**Problem statement**
Repeat the material verbatim and drop the pictures.

┌──

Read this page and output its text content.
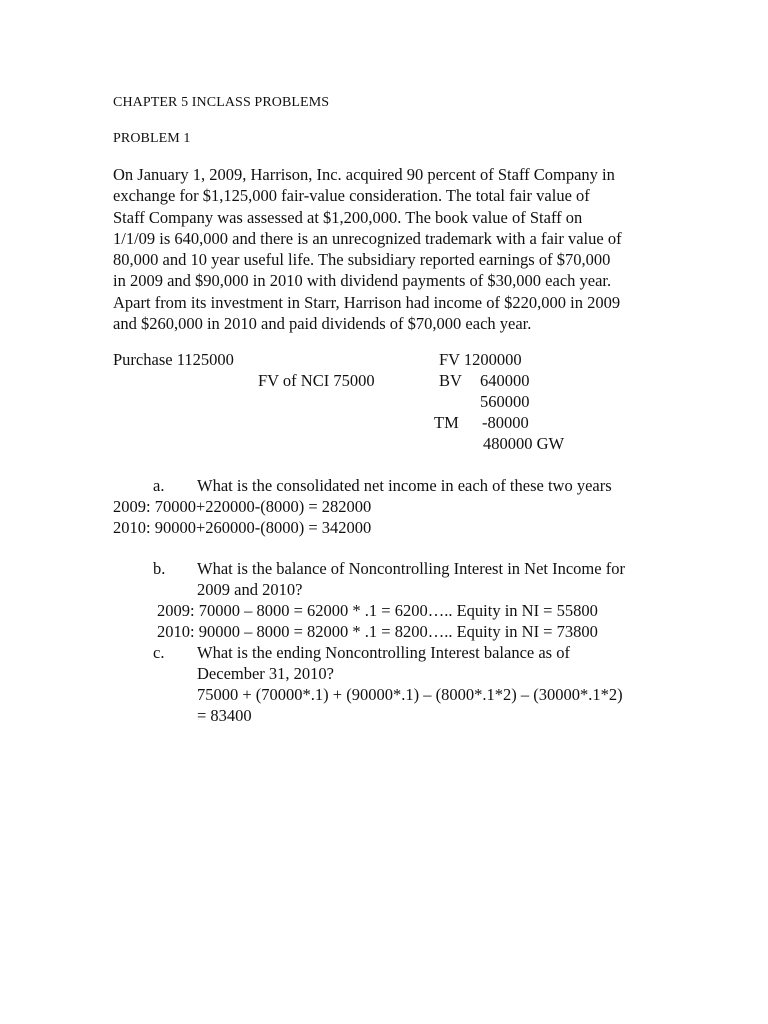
CHAPTER 5 INCLASS PROBLEMS
PROBLEM 1
On January 1, 2009, Harrison, Inc. acquired 90 percent of Staff Company in
exchange for $1,125,000 fair-value consideration. The total fair value of
Staff Company was assessed at $1,200,000. The book value of Staff on
1/1/09 is 640,000 and there is an unrecognized trademark with a fair value of
80,000 and 10 year useful life. The subsidiary reported earnings of $70,000
in 2009 and $90,000 in 2010 with dividend payments of $30,000 each year.
Apart from its investment in Starr, Harrison had income of $220,000 in 2009
and $260,000 in 2010 and paid dividends of $70,000 each year.
Purchase 1125000
FV of NCI 75000
FV 1200000
BV 640000
560000
TM -80000
480000 GW
a. What is the consolidated net income in each of these two years
2009: 70000+220000-(8000) = 282000
2010: 90000+260000-(8000) = 342000
b. What is the balance of Noncontrolling Interest in Net Income for
2009 and 2010?
2009: 70000 – 8000 = 62000 * .1 = 6200….. Equity in NI = 55800
2010: 90000 – 8000 = 82000 * .1 = 8200….. Equity in NI = 73800
c. What is the ending Noncontrolling Interest balance as of
December 31, 2010?
75000 + (70000*.1) + (90000*.1) – (8000*.1*2) – (30000*.1*2)
= 83400
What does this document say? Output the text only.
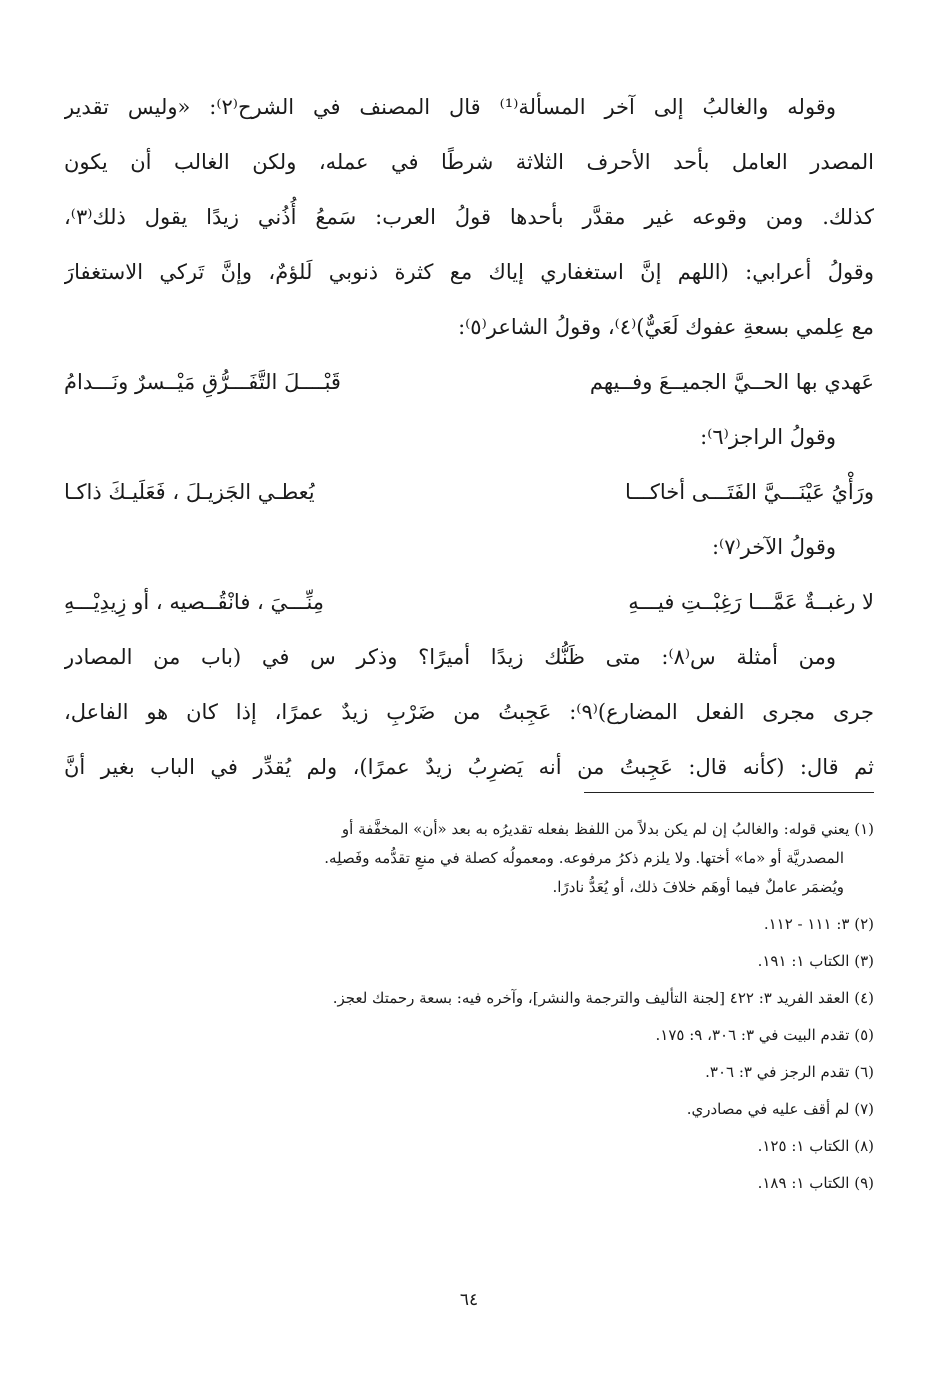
وقوله والغالبُ إلى آخر المسألة⁽¹⁾ قال المصنف في الشرح⁽٢⁾: «وليس تقدير
المصدر العامل بأحد الأحرف الثلاثة شرطًا في عمله، ولكن الغالب أن يكون
كذلك. ومن وقوعه غير مقدَّر بأحدها قولُ العرب: سَمعُ أُذُني زيدًا يقول ذلك⁽٣⁾،
وقولُ أعرابي: (اللهم إنَّ استغفاري إياك مع كثرة ذنوبي لَلؤمٌ، وإنَّ تَركي الاستغفارَ
مع عِلمي بسعةِ عفوك لَعَيٌّ)⁽٤⁾، وقولُ الشاعر⁽٥⁾:
عَهدي بها الحــيَّ الجميــعَ وفــيهم
قَبْــــلَ التَّفَـــرُّقِ مَيْــسرٌ ونَـــدامُ
وقولُ الراجز⁽٦⁾:
ورَأْيُ عَيْنَـــيَّ الفَتَـــى أخاكـــا
يُعطـي الجَزيـلَ ، فَعَلَيـكَ ذاكـا
وقولُ الآخر⁽٧⁾:
لا رغبــةٌ عَمَّـــا رَغِبْــتِ فيـــهِ
مِنِّـــيَ ، فانْقُــصيه ، أو زِيدِيْـــهِ
ومن أمثلة س⁽٨⁾: متى ظَنُّك زيدًا أميرًا؟ وذكر س في (باب من المصادر
جرى مجرى الفعل المضارع)⁽٩⁾: عَجِبتُ من ضَرْبِ زيدٌ عمرًا، إذا كان هو الفاعل،
ثم قال: (كأنه قال: عَجِبتُ من أنه يَضرِبُ زيدٌ عمرًا)، ولم يُقدِّر في الباب بغير أنَّ
(١) يعني قوله: والغالبُ إن لم يكن بدلاً من اللفظ بفعله تقديرُه به بعد «أن» المخفَّفة أو
المصدريَّة أو «ما» أختها. ولا يلزم ذكرُ مرفوعه. ومعمولُه كصلة في منعِ تقدُّمه وفَصلِه.
ويُضمَر عاملٌ فيما أوهَم خلافَ ذلك، أو يُعَدُّ نادرًا.
(٢) ٣: ١١١ - ١١٢.
(٣) الكتاب ١: ١٩١.
(٤) العقد الفريد ٣: ٤٢٢ [لجنة التأليف والترجمة والنشر]، وآخره فيه: بسعة رحمتك لعجز.
(٥) تقدم البيت في ٣: ٣٠٦، ٩: ١٧٥.
(٦) تقدم الرجز في ٣: ٣٠٦.
(٧) لم أقف عليه في مصادري.
(٨) الكتاب ١: ١٢٥.
(٩) الكتاب ١: ١٨٩.
٦٤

└──

**Exercise response**
Read this page and output its text content.
CHAPTER 5 INCLASS PROBLEMS
PROBLEM 1
On January 1, 2009, Harrison, Inc. acquired 90 percent of Staff Company in
exchange for $1,125,000 fair-value consideration. The total fair value of
Staff Company was assessed at $1,200,000. The book value of Staff on
1/1/09 is 640,000 and there is an unrecognized trademark with a fair value of
80,000 and 10 year useful life. The subsidiary reported earnings of $70,000
in 2009 and $90,000 in 2010 with dividend payments of $30,000 each year.
Apart from its investment in Starr, Harrison had income of $220,000 in 2009
and $260,000 in 2010 and paid dividends of $70,000 each year.
Purchase 1125000
FV of NCI 75000
FV 1200000
BV 640000
560000
TM -80000
480000 GW
a. What is the consolidated net income in each of these two years
2009: 70000+220000-(8000) = 282000
2010: 90000+260000-(8000) = 342000
b. What is the balance of Noncontrolling Interest in Net Income for
2009 and 2010?
2009: 70000 – 8000 = 62000 * .1 = 6200….. Equity in NI = 55800
2010: 90000 – 8000 = 82000 * .1 = 8200….. Equity in NI = 73800
c. What is the ending Noncontrolling Interest balance as of
December 31, 2010?
75000 + (70000*.1) + (90000*.1) – (8000*.1*2) – (30000*.1*2)
= 83400
What does this document say? Output the text only.
وقوله والغالبُ إلى آخر المسألة⁽¹⁾ قال المصنف في الشرح⁽٢⁾: «وليس تقدير
المصدر العامل بأحد الأحرف الثلاثة شرطًا في عمله، ولكن الغالب أن يكون
كذلك. ومن وقوعه غير مقدَّر بأحدها قولُ العرب: سَمعُ أُذُني زيدًا يقول ذلك⁽٣⁾،
وقولُ أعرابي: (اللهم إنَّ استغفاري إياك مع كثرة ذنوبي لَلؤمٌ، وإنَّ تَركي الاستغفارَ
مع عِلمي بسعةِ عفوك لَعَيٌّ)⁽٤⁾، وقولُ الشاعر⁽٥⁾:
عَهدي بها الحــيَّ الجميــعَ وفــيهم
قَبْــــلَ التَّفَـــرُّقِ مَيْــسرٌ ونَـــدامُ
وقولُ الراجز⁽٦⁾:
ورَأْيُ عَيْنَـــيَّ الفَتَـــى أخاكـــا
يُعطـي الجَزيـلَ ، فَعَلَيـكَ ذاكـا
وقولُ الآخر⁽٧⁾:
لا رغبــةٌ عَمَّـــا رَغِبْــتِ فيـــهِ
مِنِّـــيَ ، فانْقُــصيه ، أو زِيدِيْـــهِ
ومن أمثلة س⁽٨⁾: متى ظَنُّك زيدًا أميرًا؟ وذكر س في (باب من المصادر
جرى مجرى الفعل المضارع)⁽٩⁾: عَجِبتُ من ضَرْبِ زيدٌ عمرًا، إذا كان هو الفاعل،
ثم قال: (كأنه قال: عَجِبتُ من أنه يَضرِبُ زيدٌ عمرًا)، ولم يُقدِّر في الباب بغير أنَّ
(١) يعني قوله: والغالبُ إن لم يكن بدلاً من اللفظ بفعله تقديرُه به بعد «أن» المخفَّفة أو
المصدريَّة أو «ما» أختها. ولا يلزم ذكرُ مرفوعه. ومعمولُه كصلة في منعِ تقدُّمه وفَصلِه.
ويُضمَر عاملٌ فيما أوهَم خلافَ ذلك، أو يُعَدُّ نادرًا.
(٢) ٣: ١١١ - ١١٢.
(٣) الكتاب ١: ١٩١.
(٤) العقد الفريد ٣: ٤٢٢ [لجنة التأليف والترجمة والنشر]، وآخره فيه: بسعة رحمتك لعجز.
(٥) تقدم البيت في ٣: ٣٠٦، ٩: ١٧٥.
(٦) تقدم الرجز في ٣: ٣٠٦.
(٧) لم أقف عليه في مصادري.
(٨) الكتاب ١: ١٢٥.
(٩) الكتاب ١: ١٨٩.
٦٤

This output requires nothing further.